**Aim of the exercise**
From the records below, return every line containing the word "markdup".

Data tied to figure images:
━━━

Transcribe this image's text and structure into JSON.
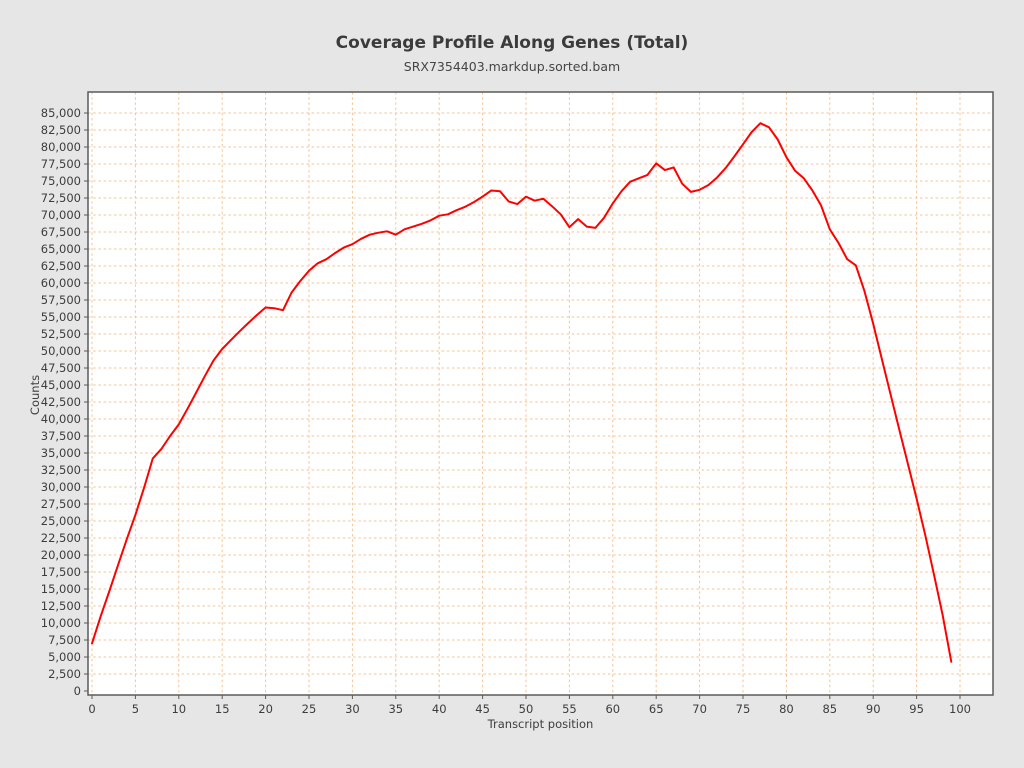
{
  "chart_data": {
    "type": "line",
    "title": "Coverage Profile Along Genes (Total)",
    "subtitle": "SRX7354403.markdup.sorted.bam",
    "xlabel": "Transcript position",
    "ylabel": "Counts",
    "xlim": [
      0,
      100
    ],
    "ylim": [
      0,
      85000
    ],
    "x_tick_step": 5,
    "y_tick_step": 2500,
    "grid": "dashed",
    "legend_position": "none",
    "style": {
      "page_bg": "#e6e6e6",
      "plot_bg": "#ffffff",
      "grid_color": "#f6c493",
      "line_color": "#ff0000",
      "border_color": "#5a5a5a",
      "text_color": "#3d3d3d"
    },
    "series": [
      {
        "name": "SRX7354403.markdup.sorted.bam",
        "x": [
          0,
          1,
          2,
          3,
          4,
          5,
          6,
          7,
          8,
          9,
          10,
          11,
          12,
          13,
          14,
          15,
          16,
          17,
          18,
          19,
          20,
          21,
          22,
          23,
          24,
          25,
          26,
          27,
          28,
          29,
          30,
          31,
          32,
          33,
          34,
          35,
          36,
          37,
          38,
          39,
          40,
          41,
          42,
          43,
          44,
          45,
          46,
          47,
          48,
          49,
          50,
          51,
          52,
          53,
          54,
          55,
          56,
          57,
          58,
          59,
          60,
          61,
          62,
          63,
          64,
          65,
          66,
          67,
          68,
          69,
          70,
          71,
          72,
          73,
          74,
          75,
          76,
          77,
          78,
          79,
          80,
          81,
          82,
          83,
          84,
          85,
          86,
          87,
          88,
          89,
          90,
          91,
          92,
          93,
          94,
          95,
          96,
          97,
          98,
          99
        ],
        "y": [
          7000,
          11000,
          14700,
          18500,
          22300,
          25900,
          29900,
          34200,
          35600,
          37500,
          39200,
          41500,
          43900,
          46300,
          48600,
          50300,
          51600,
          52900,
          54100,
          55300,
          56400,
          56300,
          56000,
          58600,
          60300,
          61800,
          62900,
          63500,
          64400,
          65200,
          65700,
          66500,
          67100,
          67400,
          67600,
          67100,
          67900,
          68300,
          68700,
          69200,
          69900,
          70100,
          70700,
          71200,
          71900,
          72700,
          73600,
          73500,
          72000,
          71600,
          72700,
          72100,
          72400,
          71300,
          70100,
          68200,
          69400,
          68300,
          68100,
          69600,
          71700,
          73500,
          74900,
          75400,
          75900,
          77600,
          76600,
          77000,
          74600,
          73400,
          73700,
          74400,
          75500,
          76900,
          78600,
          80400,
          82200,
          83500,
          82900,
          81100,
          78500,
          76500,
          75400,
          73600,
          71400,
          67900,
          65900,
          63500,
          62600,
          58800,
          54000,
          48800,
          43600,
          38500,
          33400,
          28300,
          22900,
          17100,
          11200,
          4300
        ]
      }
    ]
  }
}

━━━

**Answer for the task**
    "subtitle": "SRX7354403.markdup.sorted.bam",
        "name": "SRX7354403.markdup.sorted.bam",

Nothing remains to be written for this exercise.